[START OF RECORD LIST]
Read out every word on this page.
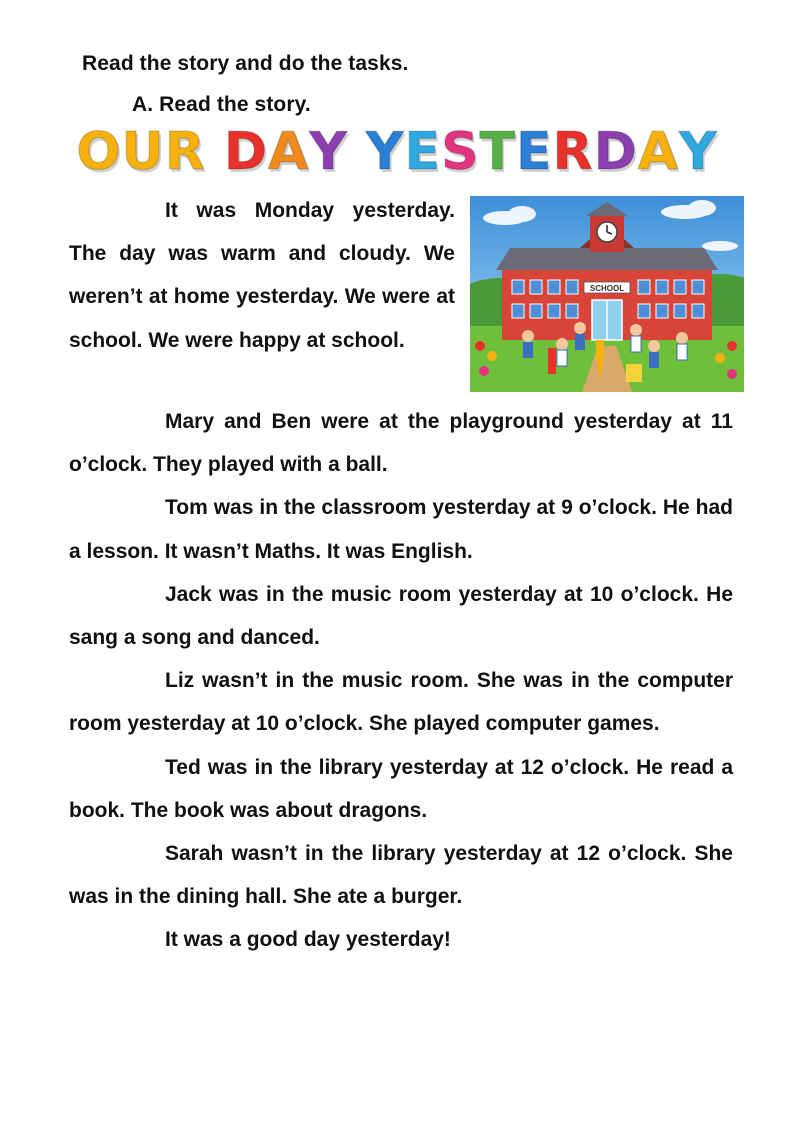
Read the story and do the tasks.
A. Read the story.
OUR DAY YESTERDAY

It was Monday yesterday. The day was warm and cloudy. We weren’t at home yesterday. We were at school. We were happy at school.

SCHOOL

Mary and Ben were at the playground yesterday at 11 o’clock. They played with a ball.

Tom was in the classroom yesterday at 9 o’clock. He had a lesson. It wasn’t Maths. It was English.

Jack was in the music room yesterday at 10 o’clock. He sang a song and danced.

Liz wasn’t in the music room. She was in the computer room yesterday at 10 o’clock. She played computer games.

Ted was in the library yesterday at 12 o’clock. He read a book. The book was about dragons.

Sarah wasn’t in the library yesterday at 12 o’clock. She was in the dining hall. She ate a burger.

It was a good day yesterday!
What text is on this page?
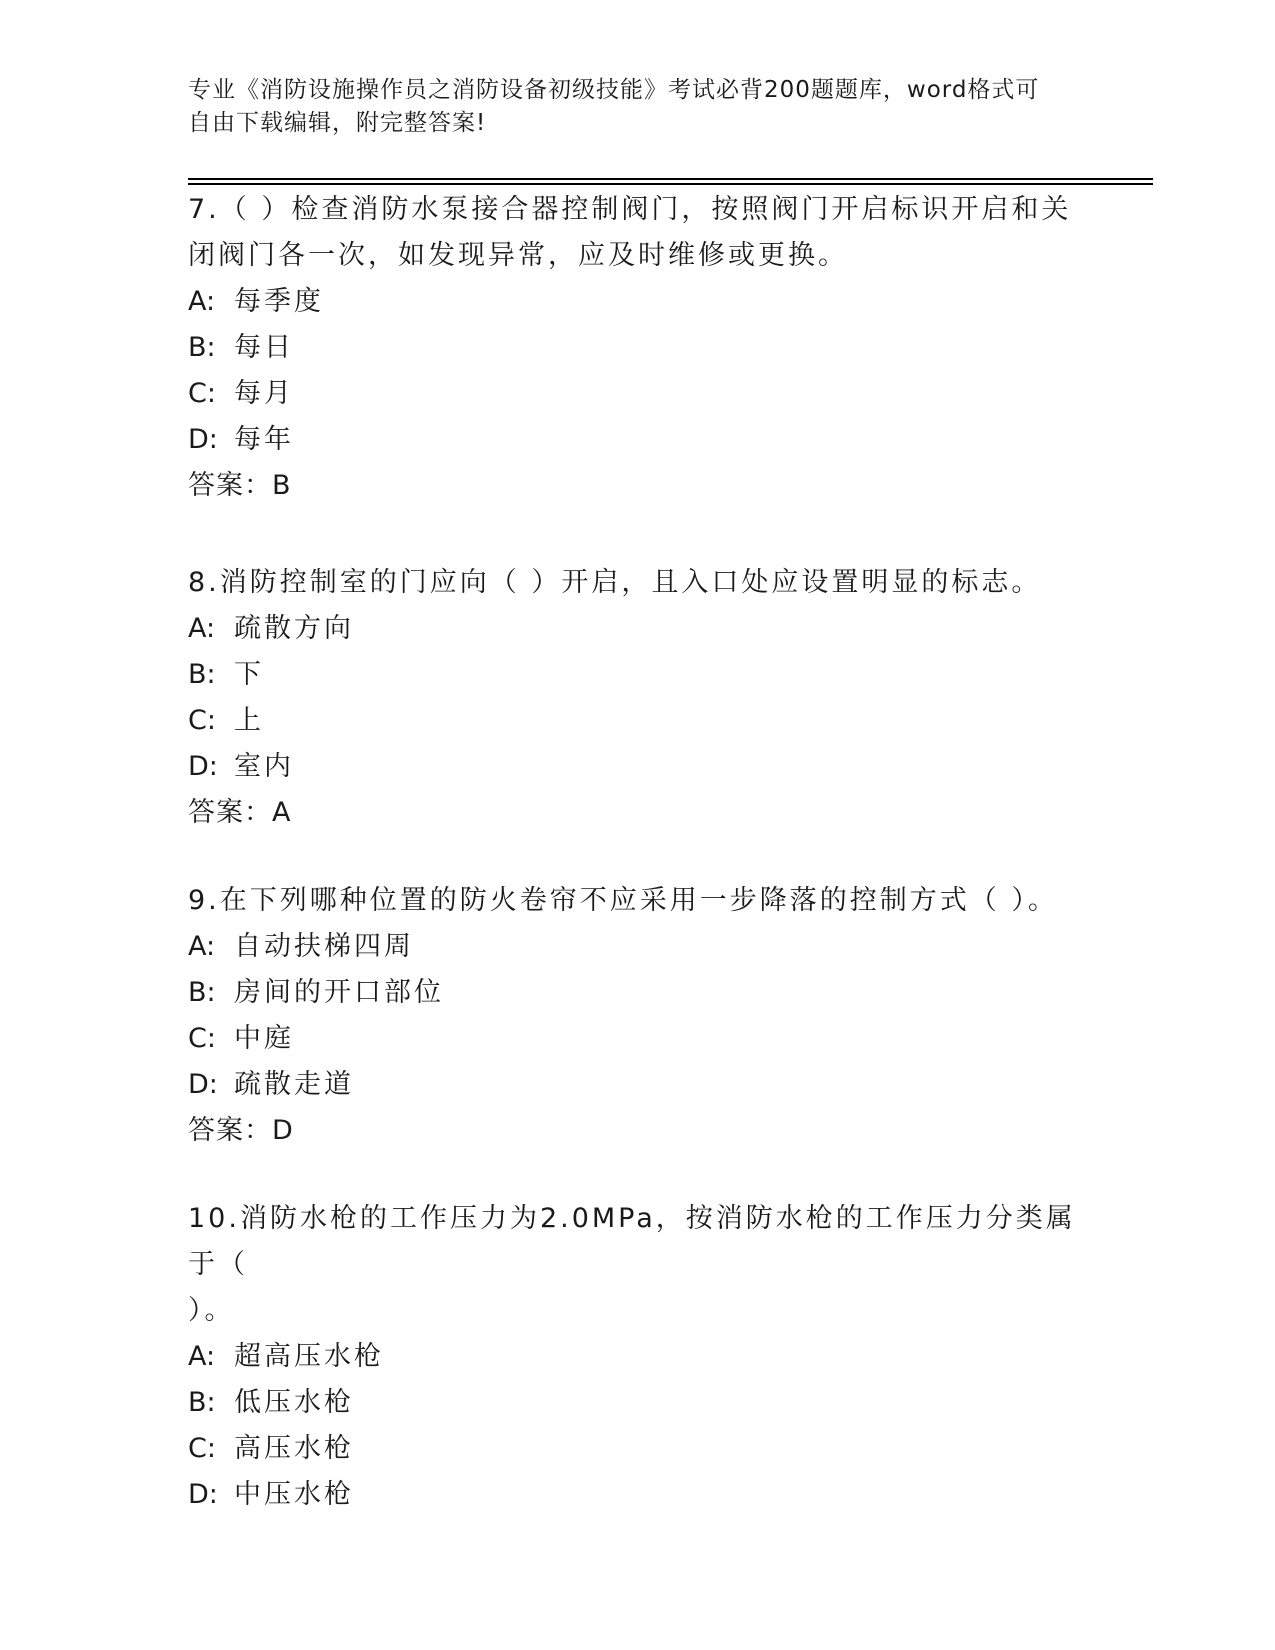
专业《消防设施操作员之消防设备初级技能》考试必背200题题库，word格式可
自由下载编辑，附完整答案!
7.（ ）检查消防水泵接合器控制阀门，按照阀门开启标识开启和关
闭阀门各一次，如发现异常，应及时维修或更换。
A: 每季度
B: 每日
C: 每月
D: 每年
答案：B
8.消防控制室的门应向（ ）开启，且入口处应设置明显的标志。
A: 疏散方向
B: 下
C: 上
D: 室内
答案：A
9.在下列哪种位置的防火卷帘不应采用一步降落的控制方式（ ）。
A: 自动扶梯四周
B: 房间的开口部位
C: 中庭
D: 疏散走道
答案：D
10.消防水枪的工作压力为2.0MPa，按消防水枪的工作压力分类属于（
）。
A: 超高压水枪
B: 低压水枪
C: 高压水枪
D: 中压水枪
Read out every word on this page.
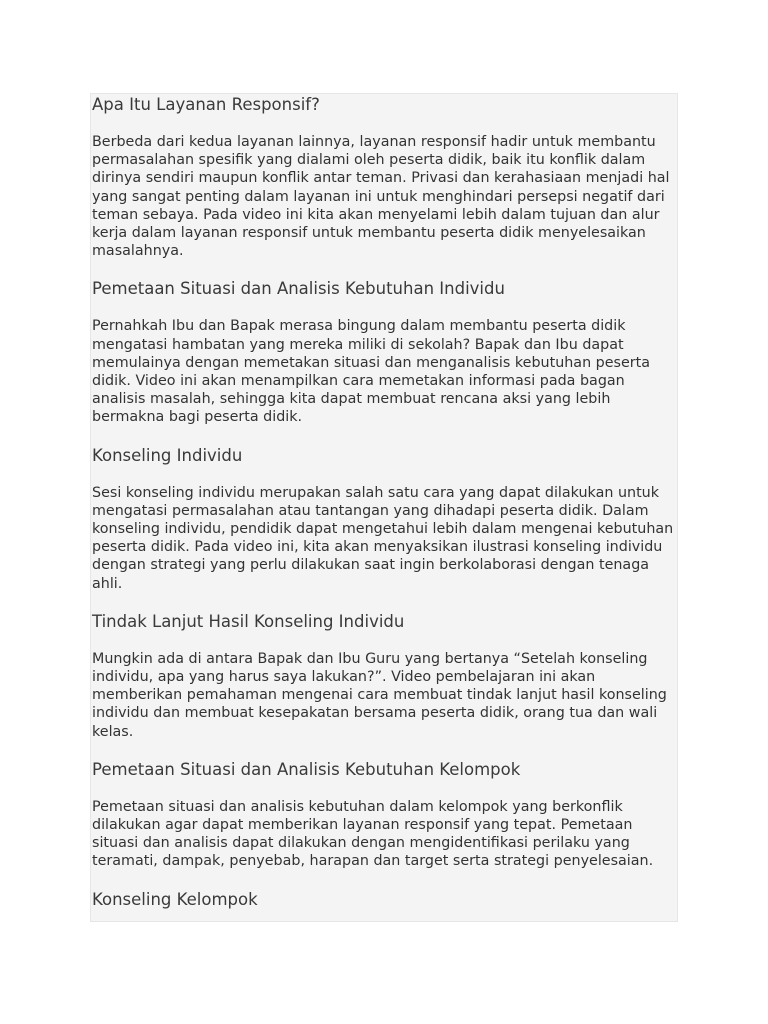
Apa Itu Layanan Responsif?

Berbeda dari kedua layanan lainnya, layanan responsif hadir untuk membantu permasalahan spesifik yang dialami oleh peserta didik, baik itu konflik dalam dirinya sendiri maupun konflik antar teman. Privasi dan kerahasiaan menjadi hal yang sangat penting dalam layanan ini untuk menghindari persepsi negatif dari teman sebaya. Pada video ini kita akan menyelami lebih dalam tujuan dan alur kerja dalam layanan responsif untuk membantu peserta didik menyelesaikan masalahnya.

Pemetaan Situasi dan Analisis Kebutuhan Individu

Pernahkah Ibu dan Bapak merasa bingung dalam membantu peserta didik mengatasi hambatan yang mereka miliki di sekolah? Bapak dan Ibu dapat memulainya dengan memetakan situasi dan menganalisis kebutuhan peserta didik. Video ini akan menampilkan cara memetakan informasi pada bagan analisis masalah, sehingga kita dapat membuat rencana aksi yang lebih bermakna bagi peserta didik.

Konseling Individu

Sesi konseling individu merupakan salah satu cara yang dapat dilakukan untuk mengatasi permasalahan atau tantangan yang dihadapi peserta didik. Dalam konseling individu, pendidik dapat mengetahui lebih dalam mengenai kebutuhan peserta didik. Pada video ini, kita akan menyaksikan ilustrasi konseling individu dengan strategi yang perlu dilakukan saat ingin berkolaborasi dengan tenaga ahli.

Tindak Lanjut Hasil Konseling Individu

Mungkin ada di antara Bapak dan Ibu Guru yang bertanya “Setelah konseling individu, apa yang harus saya lakukan?”. Video pembelajaran ini akan memberikan pemahaman mengenai cara membuat tindak lanjut hasil konseling individu dan membuat kesepakatan bersama peserta didik, orang tua dan wali kelas.

Pemetaan Situasi dan Analisis Kebutuhan Kelompok

Pemetaan situasi dan analisis kebutuhan dalam kelompok yang berkonflik dilakukan agar dapat memberikan layanan responsif yang tepat. Pemetaan situasi dan analisis dapat dilakukan dengan mengidentifikasi perilaku yang teramati, dampak, penyebab, harapan dan target serta strategi penyelesaian.

Konseling Kelompok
[END OF RECORD LIST]
## WORK REQUIRED
Looking at the listing above, how many of its lines contain the string "wasn"? Give the number alone.

## RESPONSE
3